▶ [TASK INSTRUCTIONS]: Update all items below by replacing every occurrence of "pencil-icon" with "pencil-glyph" and leaving everything else unchanged. Leave the pictures out of the output.

▶ [MATERIAL FOR THE TASK]:
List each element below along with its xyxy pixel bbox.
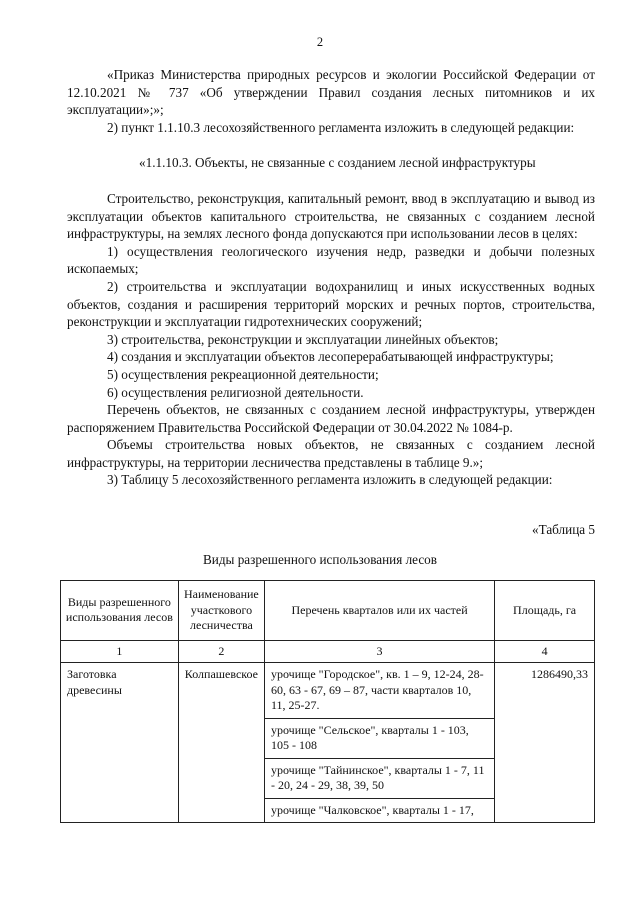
paragraph-item-2: 2) пункт 1.1.10.3 лесохозяйственного регламента изложить в следующей редакции: [107, 119, 575, 135]
cell-use-type: Заготовка древесины [61, 663, 179, 823]
table-row [61, 663, 595, 719]
section-heading: «1.1.10.3. Объекты, не связанные с созданием лесной инфраструктуры [139, 155, 536, 171]
list-item-reservoirs: 2) строительства и эксплуатации водохранилищ и иных искусственных водных объектов, создания и расширения территорий морских и речных портов, строительства, реконструкции и эксплуатации гидротехнических сооружений; [67, 278, 595, 330]
table-label: «Таблица 5 [532, 522, 595, 537]
paragraph-order-reference: «Приказ Министерства природных ресурсов и экологии Российской Федерации от 12.10.2021 № 737 «Об утверждении Правил создания лесных питомников и их эксплуатации»;»; [67, 67, 595, 118]
body-text [67, 66, 595, 489]
cell-quarters: урочище "Сельское", кварталы 1 - 103, 105 - 108 [264, 718, 494, 758]
cell-quarters: урочище "Городское", кв. 1 – 9, 12-24, 28-60, 63 - 67, 69 – 87, части кварталов 10, 11, 25-27. [264, 663, 494, 719]
list-item-wood-processing: 4) создания и эксплуатации объектов лесоперерабатывающей инфраструктуры; [107, 349, 554, 365]
header-area: Площадь, га [495, 581, 595, 641]
header-use-types: Виды разрешенного использования лесов [61, 581, 179, 641]
paragraph-item-3: 3) Таблицу 5 лесохозяйственного регламента изложить в следующей редакции: [107, 472, 553, 488]
forest-use-table [60, 580, 595, 823]
column-number-row [61, 640, 595, 663]
paragraph-construction: Строительство, реконструкция, капитальный ремонт, ввод в эксплуатацию и вывод из эксплуатации объектов капитального строительства, не связанных с созданием лесной инфраструктуры, на землях лесного фонда допускаются при использовании лесов в целях: [67, 190, 595, 242]
paragraph-construction-volumes: Объемы строительства новых объектов, не связанных с созданием лесной инфраструктуры, на территории лесничества представлены в таблице 9.»; [67, 437, 595, 470]
header-quarters: Перечень кварталов или их частей [264, 581, 494, 641]
header-district: Наименование участкового лесничества [178, 581, 264, 641]
cell-district: Колпашевское [178, 663, 264, 823]
cell-quarters: урочище "Чалковское", кварталы 1 - 17, [264, 798, 494, 823]
column-number: 1 [61, 640, 179, 663]
list-item-geology: 1) осуществления геологического изучения недр, разведки и добычи полезных ископаемых; [67, 243, 595, 277]
column-number: 2 [178, 640, 264, 663]
list-item-recreation: 5) осуществления рекреационной деятельности; [107, 366, 379, 382]
table-title: Виды разрешенного использования лесов [202, 552, 438, 567]
page-number: 2 [316, 35, 324, 49]
table-header-row [61, 581, 595, 641]
column-number: 4 [495, 640, 595, 663]
list-item-religion: 6) осуществления религиозной деятельности. [107, 384, 364, 400]
cell-quarters: урочище "Тайнинское", кварталы 1 - 7, 11 - 20, 24 - 29, 38, 39, 50 [264, 758, 494, 798]
column-number: 3 [264, 640, 494, 663]
cell-area: 1286490,33 [495, 663, 595, 823]
paragraph-objects-list: Перечень объектов, не связанных с созданием лесной инфраструктуры, утвержден распоряжением Правительства Российской Федерации от 30.04.2022 № 1084-р. [67, 402, 595, 435]
list-item-linear-objects: 3) строительства, реконструкции и эксплуатации линейных объектов; [107, 331, 499, 347]
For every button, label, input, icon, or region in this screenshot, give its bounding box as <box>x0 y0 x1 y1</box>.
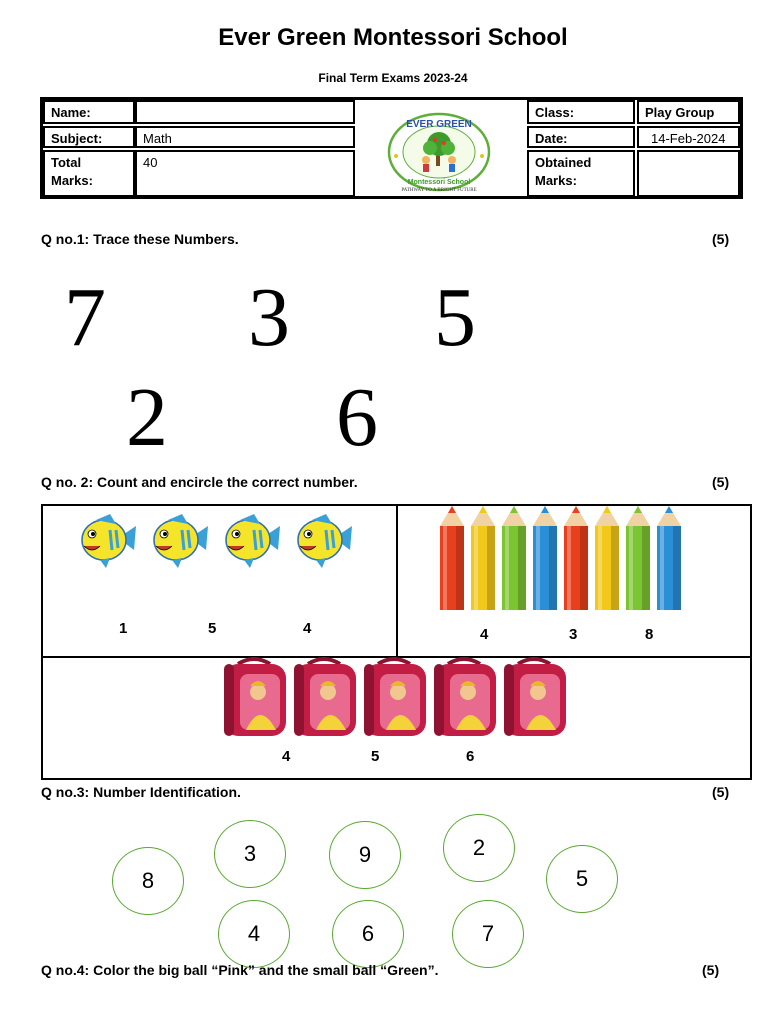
backpack-icon <box>434 659 496 736</box>
bag-option[interactable]: 5 <box>371 748 380 765</box>
fish-icon <box>154 514 208 568</box>
q1-marks: (5) <box>712 231 730 247</box>
fish-option[interactable]: 1 <box>119 620 128 637</box>
name-field[interactable] <box>135 100 355 124</box>
school-title: Ever Green Montessori School <box>218 24 568 51</box>
backpack-icon <box>294 659 356 736</box>
total-marks-label <box>43 150 135 197</box>
number-circle[interactable]: 6 <box>332 900 404 968</box>
exam-title: Final Term Exams 2023-24 <box>318 71 468 85</box>
obtained-marks-label <box>527 150 635 197</box>
q3-marks: (5) <box>712 784 730 800</box>
pencil-option[interactable]: 4 <box>480 626 489 643</box>
backpack-icon <box>224 659 286 736</box>
pencil-icon <box>440 506 464 610</box>
number-circle[interactable]: 9 <box>329 821 401 889</box>
subject-value: Math <box>135 126 355 148</box>
logo-bottom-text: Montessori School <box>407 179 471 186</box>
q1-text: Q no.1: Trace these Numbers. <box>41 231 239 247</box>
backpack-icon <box>504 659 566 736</box>
subject-label: Subject: <box>43 126 135 148</box>
trace-number: 7 <box>64 271 106 364</box>
q2-text: Q no. 2: Count and encircle the correct number. <box>41 474 358 490</box>
total-label-line2: Marks: <box>51 173 93 188</box>
q4-text: Q no.4: Color the big ball “Pink” and the small ball “Green”. <box>41 962 439 978</box>
pencil-option[interactable]: 3 <box>569 626 578 643</box>
number-circle[interactable]: 3 <box>214 820 286 888</box>
backpack-icon <box>364 659 426 736</box>
pencil-icon <box>502 506 526 610</box>
backpack-group <box>218 656 570 738</box>
total-marks-value: 40 <box>135 150 355 197</box>
pencil-option[interactable]: 8 <box>645 626 654 643</box>
fish-option[interactable]: 5 <box>208 620 217 637</box>
date-label: Date: <box>527 126 635 148</box>
q4-marks: (5) <box>702 962 720 978</box>
fish-icon <box>298 514 352 568</box>
fish-icon <box>226 514 280 568</box>
fish-icon <box>82 514 136 568</box>
date-value: 14-Feb-2024 <box>637 126 740 148</box>
bag-option[interactable]: 6 <box>466 748 475 765</box>
trace-number: 2 <box>126 371 168 464</box>
number-circle[interactable]: 8 <box>112 847 184 915</box>
number-circle[interactable]: 2 <box>443 814 515 882</box>
pencil-group <box>438 506 688 612</box>
logo-motto: PATHWAY TO A BRIGHT FUTURE <box>401 188 477 192</box>
number-circle[interactable]: 5 <box>546 845 618 913</box>
school-logo <box>386 112 492 192</box>
q3-text: Q no.3: Number Identification. <box>41 784 241 800</box>
trace-number: 6 <box>336 371 378 464</box>
obtained-label-line1: Obtained <box>535 155 592 170</box>
class-value: Play Group <box>637 100 740 124</box>
name-label: Name: <box>43 100 135 124</box>
pencil-icon <box>564 506 588 610</box>
q2-vertical-divider <box>396 506 398 658</box>
fish-option[interactable]: 4 <box>303 620 312 637</box>
q2-marks: (5) <box>712 474 730 490</box>
class-label: Class: <box>527 100 635 124</box>
obtained-marks-field[interactable] <box>637 150 740 197</box>
trace-number: 5 <box>434 271 476 364</box>
bag-option[interactable]: 4 <box>282 748 291 765</box>
number-circle[interactable]: 4 <box>218 900 290 968</box>
pencil-icon <box>657 506 681 610</box>
number-circle[interactable]: 7 <box>452 900 524 968</box>
total-label-line1: Total <box>51 155 82 170</box>
pencil-icon <box>626 506 650 610</box>
pencil-icon <box>533 506 557 610</box>
logo-top-text: EVER GREEN <box>406 119 472 130</box>
pencil-icon <box>595 506 619 610</box>
trace-number: 3 <box>248 271 290 364</box>
obtained-label-line2: Marks: <box>535 173 577 188</box>
fish-group <box>76 508 366 572</box>
pencil-icon <box>471 506 495 610</box>
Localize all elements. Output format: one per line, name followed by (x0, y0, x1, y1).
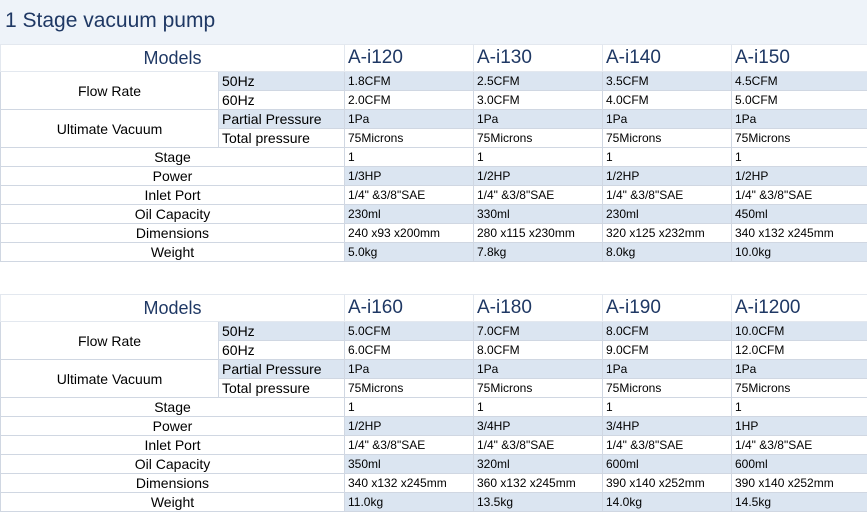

▶ [TASK OUTPUT]:
List each element below along with its xyxy pixel bbox.
paragraph-item-2: 2) пункт 1.1.10.3 лесохозяйственного регламента изложить в следующей редакции: [107, 119, 575, 135]
cell-use-type: Заготовка древесины [61, 663, 179, 823]
table-row [61, 663, 595, 719]
section-heading: «1.1.10.3. Объекты, не связанные с созданием лесной инфраструктуры [139, 155, 536, 171]
list-item-reservoirs: 2) строительства и эксплуатации водохранилищ и иных искусственных водных объектов, создания и расширения территорий морских и речных портов, строительства, реконструкции и эксплуатации гидротехнических сооружений; [67, 278, 595, 330]
table-label: «Таблица 5 [532, 522, 595, 537]
paragraph-order-reference: «Приказ Министерства природных ресурсов и экологии Российской Федерации от 12.10.2021 № 737 «Об утверждении Правил создания лесных питомников и их эксплуатации»;»; [67, 67, 595, 118]
body-text [67, 66, 595, 489]
cell-quarters: урочище "Сельское", кварталы 1 - 103, 105 - 108 [264, 718, 494, 758]
cell-quarters: урочище "Городское", кв. 1 – 9, 12-24, 28-60, 63 - 67, 69 – 87, части кварталов 10, 11, 25-27. [264, 663, 494, 719]
list-item-wood-processing: 4) создания и эксплуатации объектов лесоперерабатывающей инфраструктуры; [107, 349, 554, 365]
header-area: Площадь, га [495, 581, 595, 641]
header-use-types: Виды разрешенного использования лесов [61, 581, 179, 641]
paragraph-item-3: 3) Таблицу 5 лесохозяйственного регламента изложить в следующей редакции: [107, 472, 553, 488]
forest-use-table [60, 580, 595, 823]
column-number-row [61, 640, 595, 663]
paragraph-construction: Строительство, реконструкция, капитальный ремонт, ввод в эксплуатацию и вывод из эксплуатации объектов капитального строительства, не связанных с созданием лесной инфраструктуры, на землях лесного фонда допускаются при использовании лесов в целях: [67, 190, 595, 242]
paragraph-construction-volumes: Объемы строительства новых объектов, не связанных с созданием лесной инфраструктуры, на территории лесничества представлены в таблице 9.»; [67, 437, 595, 470]
header-quarters: Перечень кварталов или их частей [264, 581, 494, 641]
header-district: Наименование участкового лесничества [178, 581, 264, 641]
cell-district: Колпашевское [178, 663, 264, 823]
cell-quarters: урочище "Чалковское", кварталы 1 - 17, [264, 798, 494, 823]
column-number: 1 [61, 640, 179, 663]
list-item-geology: 1) осуществления геологического изучения недр, разведки и добычи полезных ископаемых; [67, 243, 595, 277]
column-number: 2 [178, 640, 264, 663]
list-item-recreation: 5) осуществления рекреационной деятельности; [107, 366, 379, 382]
table-title: Виды разрешенного использования лесов [202, 552, 438, 567]
page-number: 2 [316, 35, 324, 49]
table-header-row [61, 581, 595, 641]
column-number: 4 [495, 640, 595, 663]
list-item-religion: 6) осуществления религиозной деятельности. [107, 384, 364, 400]
cell-quarters: урочище "Тайнинское", кварталы 1 - 7, 11 - 20, 24 - 29, 38, 39, 50 [264, 758, 494, 798]
column-number: 3 [264, 640, 494, 663]
cell-area: 1286490,33 [495, 663, 595, 823]
paragraph-objects-list: Перечень объектов, не связанных с созданием лесной инфраструктуры, утвержден распоряжением Правительства Российской Федерации от 30.04.2022 № 1084-р. [67, 402, 595, 435]
list-item-linear-objects: 3) строительства, реконструкции и эксплуатации линейных объектов; [107, 331, 499, 347]
For every button, label, input, icon, or region in this screenshot, give its bounding box as <box>x0 y0 x1 y1</box>.
backpack-icon <box>434 659 496 736</box>
bag-option[interactable]: 5 <box>371 748 380 765</box>
fish-icon <box>154 514 208 568</box>
q1-marks: (5) <box>712 231 730 247</box>
fish-option[interactable]: 1 <box>119 620 128 637</box>
name-field[interactable] <box>135 100 355 124</box>
school-title: Ever Green Montessori School <box>218 24 568 51</box>
backpack-icon <box>294 659 356 736</box>
total-marks-label <box>43 150 135 197</box>
number-circle[interactable]: 6 <box>332 900 404 968</box>
exam-title: Final Term Exams 2023-24 <box>318 71 468 85</box>
obtained-marks-label <box>527 150 635 197</box>
q3-marks: (5) <box>712 784 730 800</box>
pencil-option[interactable]: 4 <box>480 626 489 643</box>
backpack-icon <box>224 659 286 736</box>
pencil-glyph <box>440 506 464 610</box>
number-circle[interactable]: 9 <box>329 821 401 889</box>
subject-value: Math <box>135 126 355 148</box>
logo-bottom-text: Montessori School <box>407 179 471 186</box>
q1-text: Q no.1: Trace these Numbers. <box>41 231 239 247</box>
backpack-icon <box>504 659 566 736</box>
subject-label: Subject: <box>43 126 135 148</box>
trace-number: 7 <box>64 271 106 364</box>
q2-text: Q no. 2: Count and encircle the correct number. <box>41 474 358 490</box>
total-label-line2: Marks: <box>51 173 93 188</box>
q4-text: Q no.4: Color the big ball “Pink” and the small ball “Green”. <box>41 962 439 978</box>
pencil-option[interactable]: 3 <box>569 626 578 643</box>
number-circle[interactable]: 3 <box>214 820 286 888</box>
backpack-icon <box>364 659 426 736</box>
pencil-glyph <box>502 506 526 610</box>
backpack-group <box>218 656 570 738</box>
total-marks-value: 40 <box>135 150 355 197</box>
pencil-option[interactable]: 8 <box>645 626 654 643</box>
fish-option[interactable]: 5 <box>208 620 217 637</box>
date-label: Date: <box>527 126 635 148</box>
q4-marks: (5) <box>702 962 720 978</box>
fish-icon <box>298 514 352 568</box>
fish-icon <box>226 514 280 568</box>
fish-icon <box>82 514 136 568</box>
date-value: 14-Feb-2024 <box>637 126 740 148</box>
bag-option[interactable]: 6 <box>466 748 475 765</box>
trace-number: 2 <box>126 371 168 464</box>
number-circle[interactable]: 8 <box>112 847 184 915</box>
number-circle[interactable]: 2 <box>443 814 515 882</box>
pencil-group <box>438 506 688 612</box>
logo-motto: PATHWAY TO A BRIGHT FUTURE <box>401 188 477 192</box>
number-circle[interactable]: 5 <box>546 845 618 913</box>
school-logo <box>386 112 492 192</box>
q3-text: Q no.3: Number Identification. <box>41 784 241 800</box>
trace-number: 6 <box>336 371 378 464</box>
obtained-label-line1: Obtained <box>535 155 592 170</box>
class-value: Play Group <box>637 100 740 124</box>
name-label: Name: <box>43 100 135 124</box>
pencil-glyph <box>564 506 588 610</box>
q2-vertical-divider <box>396 506 398 658</box>
fish-option[interactable]: 4 <box>303 620 312 637</box>
q2-marks: (5) <box>712 474 730 490</box>
class-label: Class: <box>527 100 635 124</box>
obtained-marks-field[interactable] <box>637 150 740 197</box>
trace-number: 5 <box>434 271 476 364</box>
bag-option[interactable]: 4 <box>282 748 291 765</box>
number-circle[interactable]: 4 <box>218 900 290 968</box>
pencil-glyph <box>657 506 681 610</box>
number-circle[interactable]: 7 <box>452 900 524 968</box>
total-label-line1: Total <box>51 155 82 170</box>
pencil-glyph <box>626 506 650 610</box>
pencil-glyph <box>533 506 557 610</box>
logo-top-text: EVER GREEN <box>406 119 472 130</box>
pencil-glyph <box>595 506 619 610</box>
trace-number: 3 <box>248 271 290 364</box>
obtained-label-line2: Marks: <box>535 173 577 188</box>
fish-group <box>76 508 366 572</box>
pencil-glyph <box>471 506 495 610</box>
Localize all elements. Output format: one per line, name followed by (x0, y0, x1, y1).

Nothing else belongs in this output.